▸ **Direction**:
Reproduce each line from the records that holds "this".

▸ **Task inputs**:
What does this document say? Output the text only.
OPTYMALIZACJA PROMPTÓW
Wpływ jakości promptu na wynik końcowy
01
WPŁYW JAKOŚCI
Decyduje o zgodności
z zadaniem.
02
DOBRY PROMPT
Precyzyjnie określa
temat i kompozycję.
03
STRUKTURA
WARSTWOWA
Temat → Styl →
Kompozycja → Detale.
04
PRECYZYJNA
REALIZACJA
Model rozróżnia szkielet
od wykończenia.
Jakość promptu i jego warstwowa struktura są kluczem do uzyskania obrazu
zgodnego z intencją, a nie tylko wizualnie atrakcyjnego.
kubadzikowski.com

---

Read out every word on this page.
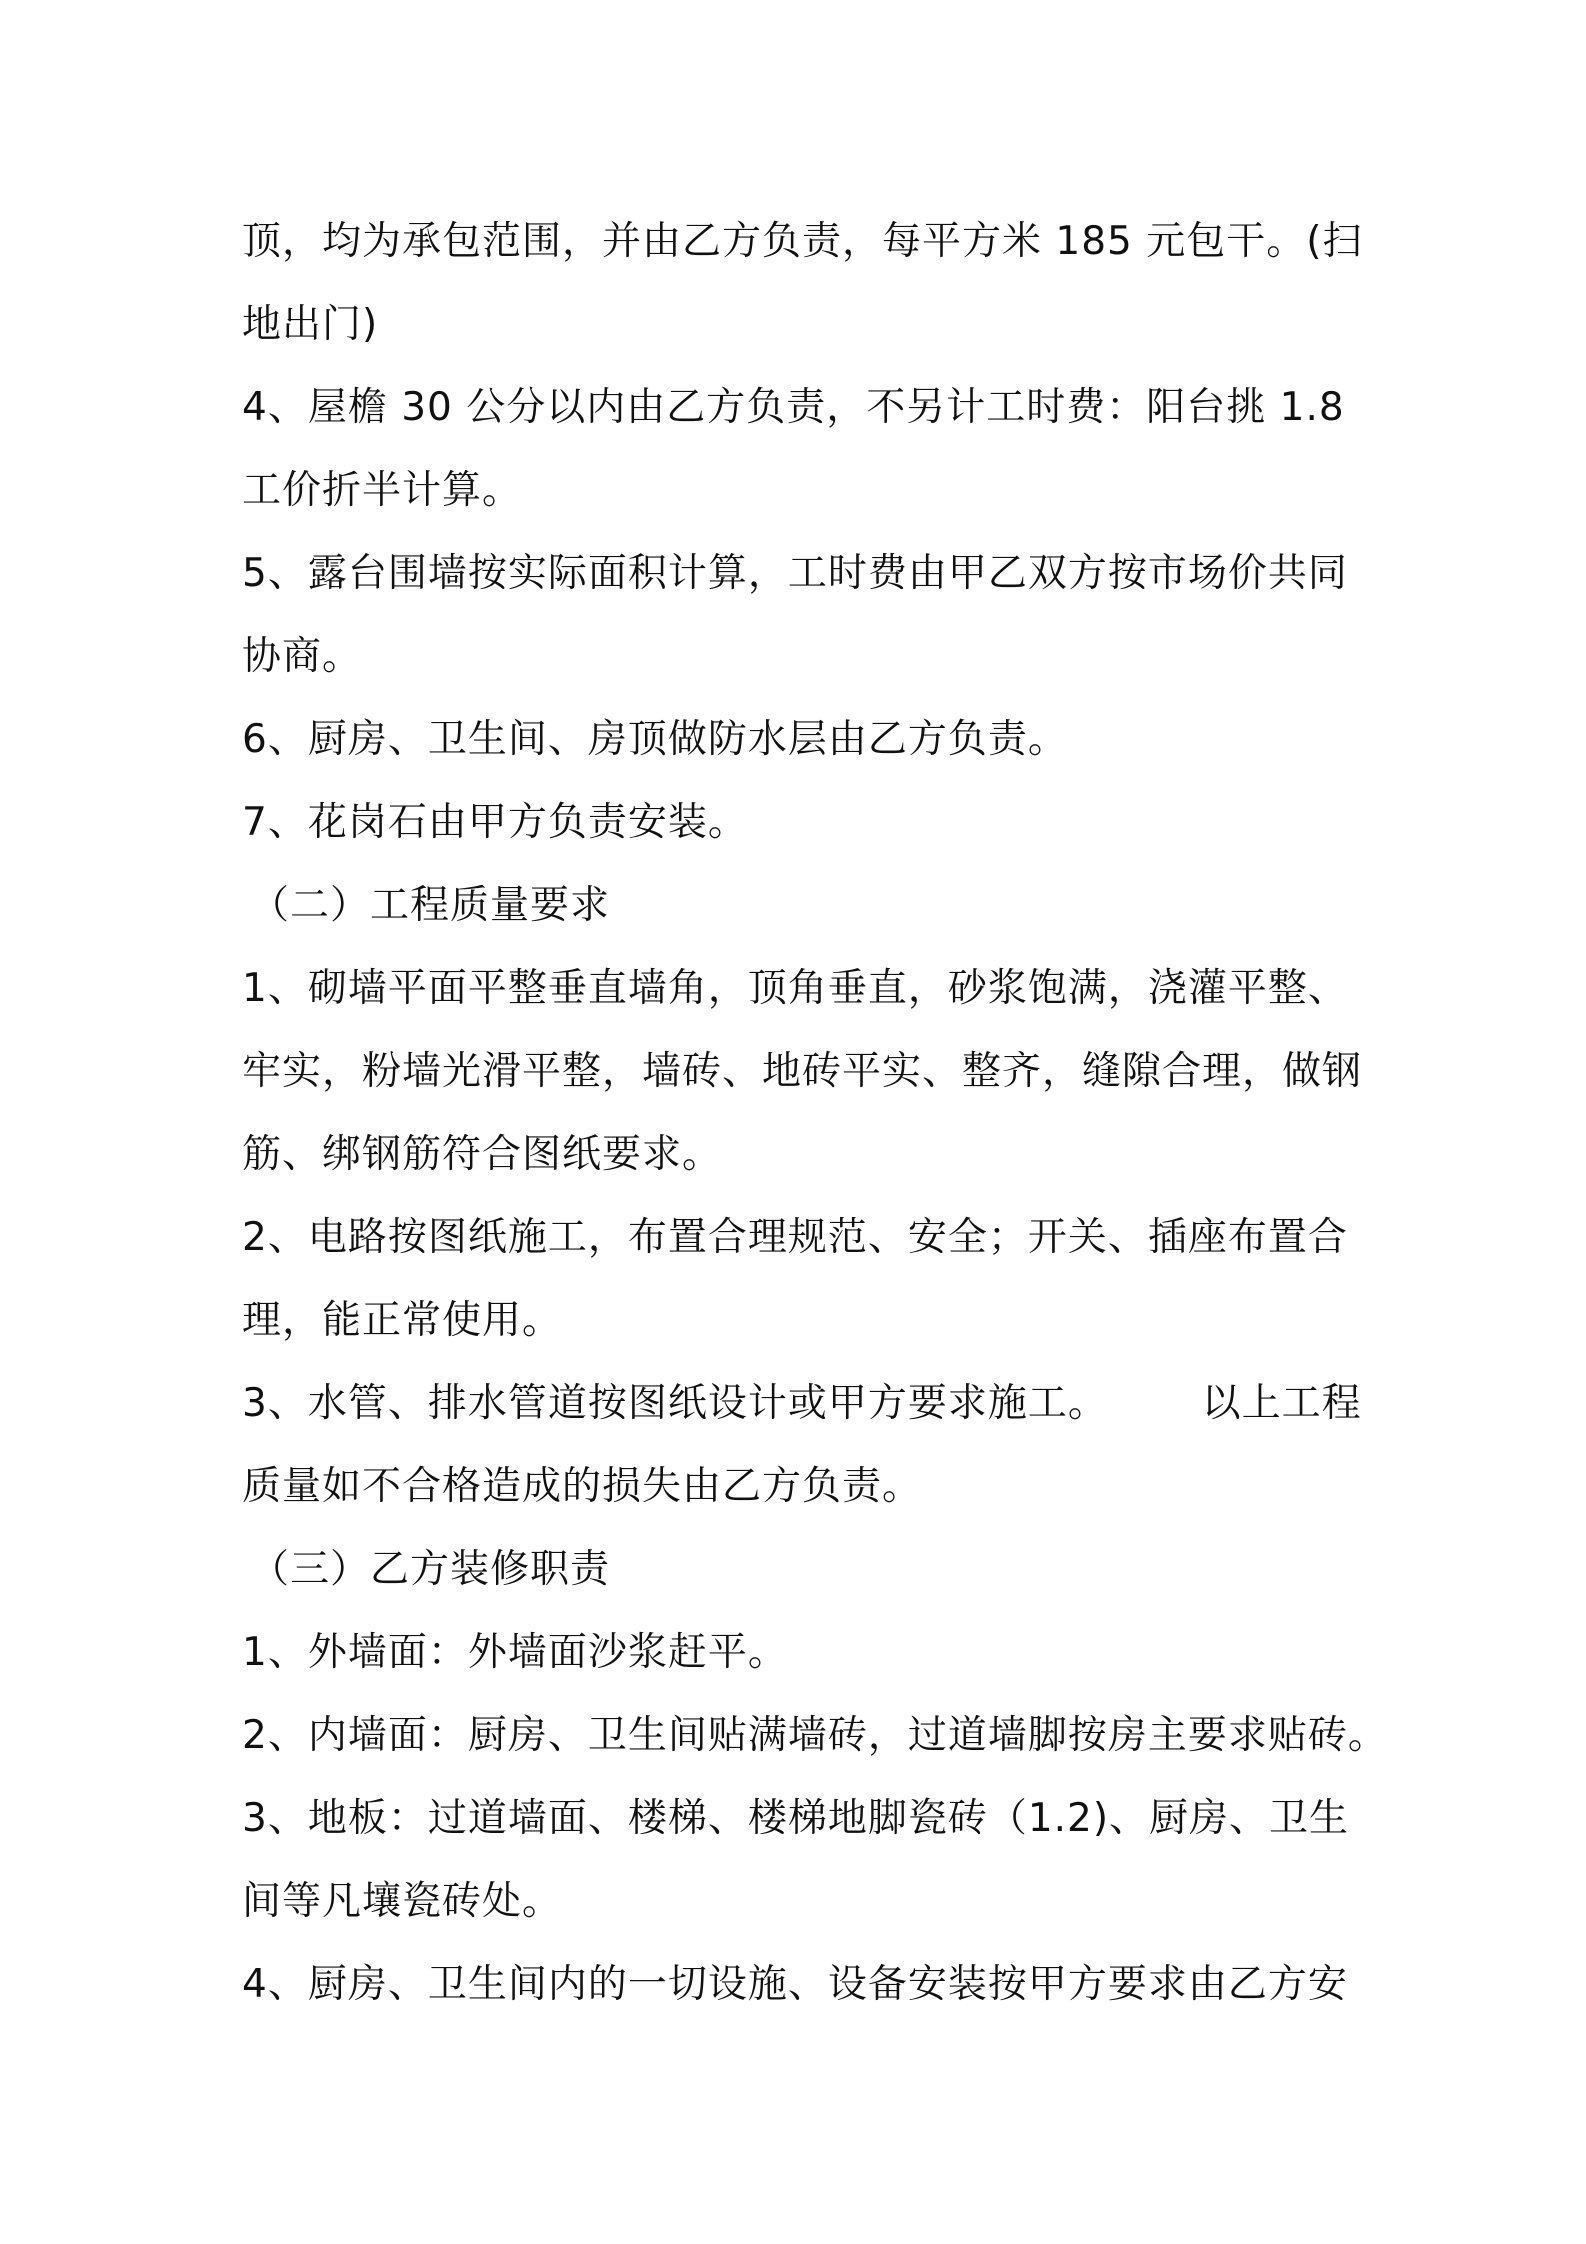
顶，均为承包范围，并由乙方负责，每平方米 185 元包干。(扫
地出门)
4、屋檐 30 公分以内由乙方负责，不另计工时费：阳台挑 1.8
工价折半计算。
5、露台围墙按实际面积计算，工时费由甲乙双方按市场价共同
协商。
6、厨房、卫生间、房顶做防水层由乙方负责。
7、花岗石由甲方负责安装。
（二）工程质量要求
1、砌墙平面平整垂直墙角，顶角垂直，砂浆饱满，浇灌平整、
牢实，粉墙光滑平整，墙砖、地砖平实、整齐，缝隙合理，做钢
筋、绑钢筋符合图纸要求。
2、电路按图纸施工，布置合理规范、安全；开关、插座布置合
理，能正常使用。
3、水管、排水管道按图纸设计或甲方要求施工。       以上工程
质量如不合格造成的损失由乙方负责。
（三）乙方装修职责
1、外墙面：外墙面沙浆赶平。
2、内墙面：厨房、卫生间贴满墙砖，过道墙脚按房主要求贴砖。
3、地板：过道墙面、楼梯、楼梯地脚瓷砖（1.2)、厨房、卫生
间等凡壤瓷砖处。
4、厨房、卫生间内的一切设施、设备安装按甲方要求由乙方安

▸ **Final result**:
What does this document say? Output the text only.
Read out every word on this page.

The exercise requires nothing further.